Records that describe figures
------

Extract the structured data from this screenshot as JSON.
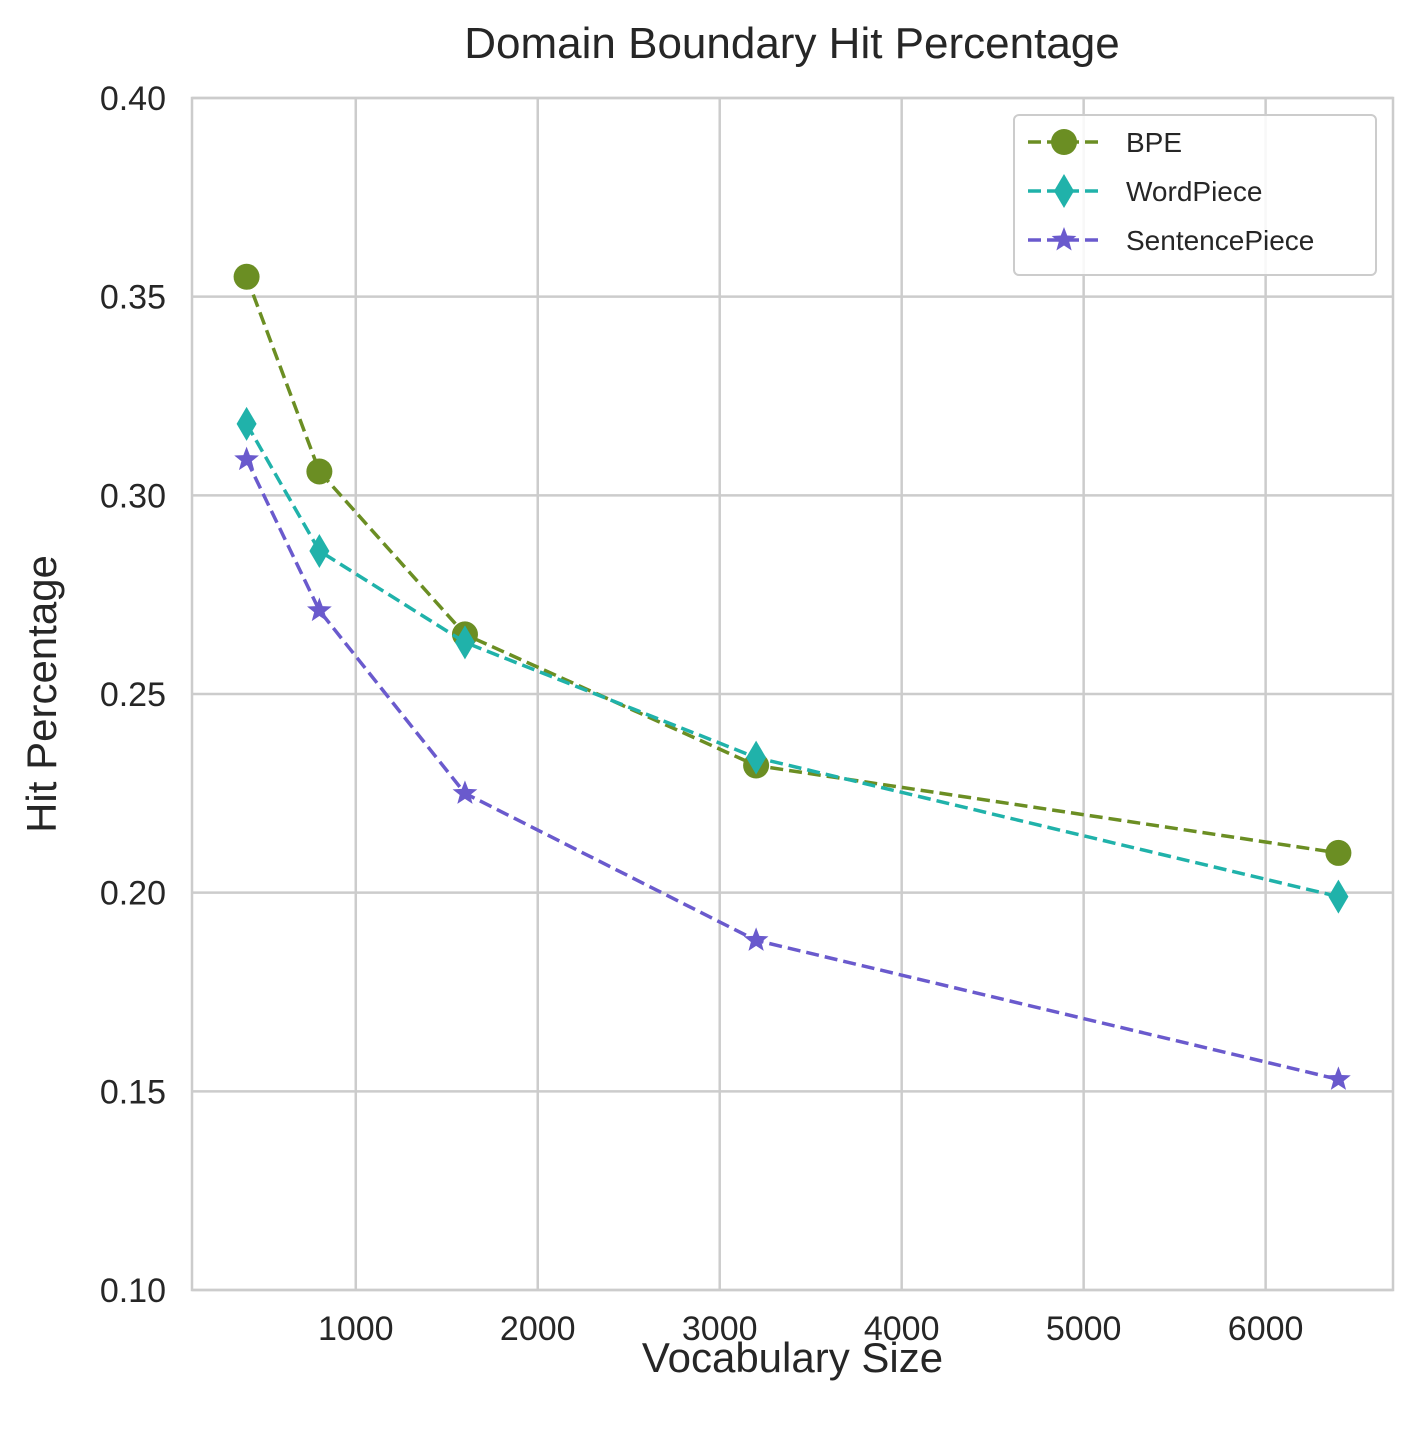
{
  "chart_data": {
    "type": "line",
    "title": "Domain Boundary Hit Percentage",
    "xlabel": "Vocabulary Size",
    "ylabel": "Hit Percentage",
    "xlim": [
      100,
      6700
    ],
    "ylim": [
      0.1,
      0.4
    ],
    "xticks": [
      1000,
      2000,
      3000,
      4000,
      5000,
      6000
    ],
    "xtick_labels": [
      "1000",
      "2000",
      "3000",
      "4000",
      "5000",
      "6000"
    ],
    "yticks": [
      0.1,
      0.15,
      0.2,
      0.25,
      0.3,
      0.35,
      0.4
    ],
    "ytick_labels": [
      "0.10",
      "0.15",
      "0.20",
      "0.25",
      "0.30",
      "0.35",
      "0.40"
    ],
    "grid": true,
    "legend_position": "top-right",
    "x": [
      400,
      800,
      1600,
      3200,
      6400
    ],
    "series": [
      {
        "name": "BPE",
        "color": "#6b8e23",
        "marker": "circle",
        "linestyle": "dashed",
        "values": [
          0.355,
          0.306,
          0.265,
          0.232,
          0.21
        ]
      },
      {
        "name": "WordPiece",
        "color": "#20b2aa",
        "marker": "diamond",
        "linestyle": "dashed",
        "values": [
          0.318,
          0.286,
          0.263,
          0.234,
          0.199
        ]
      },
      {
        "name": "SentencePiece",
        "color": "#6a5acd",
        "marker": "star",
        "linestyle": "dashed",
        "values": [
          0.309,
          0.271,
          0.225,
          0.188,
          0.153
        ]
      }
    ]
  }
}
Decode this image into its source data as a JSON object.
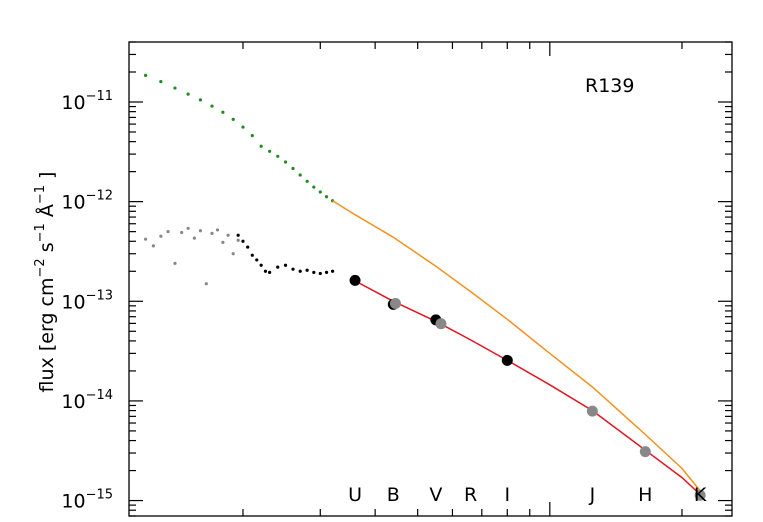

------

> [PROBLEM TO SOLVE] Retype all the records shown above, character for character. Omit every picture.

> [SOLUTION BELOW]
Extract the structured data from this screenshot as JSON.
{
  "chart_data": {
    "type": "line",
    "title": "Domain Boundary Hit Percentage",
    "xlabel": "Vocabulary Size",
    "ylabel": "Hit Percentage",
    "xlim": [
      100,
      6700
    ],
    "ylim": [
      0.1,
      0.4
    ],
    "xticks": [
      1000,
      2000,
      3000,
      4000,
      5000,
      6000
    ],
    "xtick_labels": [
      "1000",
      "2000",
      "3000",
      "4000",
      "5000",
      "6000"
    ],
    "yticks": [
      0.1,
      0.15,
      0.2,
      0.25,
      0.3,
      0.35,
      0.4
    ],
    "ytick_labels": [
      "0.10",
      "0.15",
      "0.20",
      "0.25",
      "0.30",
      "0.35",
      "0.40"
    ],
    "grid": true,
    "legend_position": "top-right",
    "x": [
      400,
      800,
      1600,
      3200,
      6400
    ],
    "series": [
      {
        "name": "BPE",
        "color": "#6b8e23",
        "marker": "circle",
        "linestyle": "dashed",
        "values": [
          0.355,
          0.306,
          0.265,
          0.232,
          0.21
        ]
      },
      {
        "name": "WordPiece",
        "color": "#20b2aa",
        "marker": "diamond",
        "linestyle": "dashed",
        "values": [
          0.318,
          0.286,
          0.263,
          0.234,
          0.199
        ]
      },
      {
        "name": "SentencePiece",
        "color": "#6a5acd",
        "marker": "star",
        "linestyle": "dashed",
        "values": [
          0.309,
          0.271,
          0.225,
          0.188,
          0.153
        ]
      }
    ]
  }
}
Decode this image into its source data as a JSON object.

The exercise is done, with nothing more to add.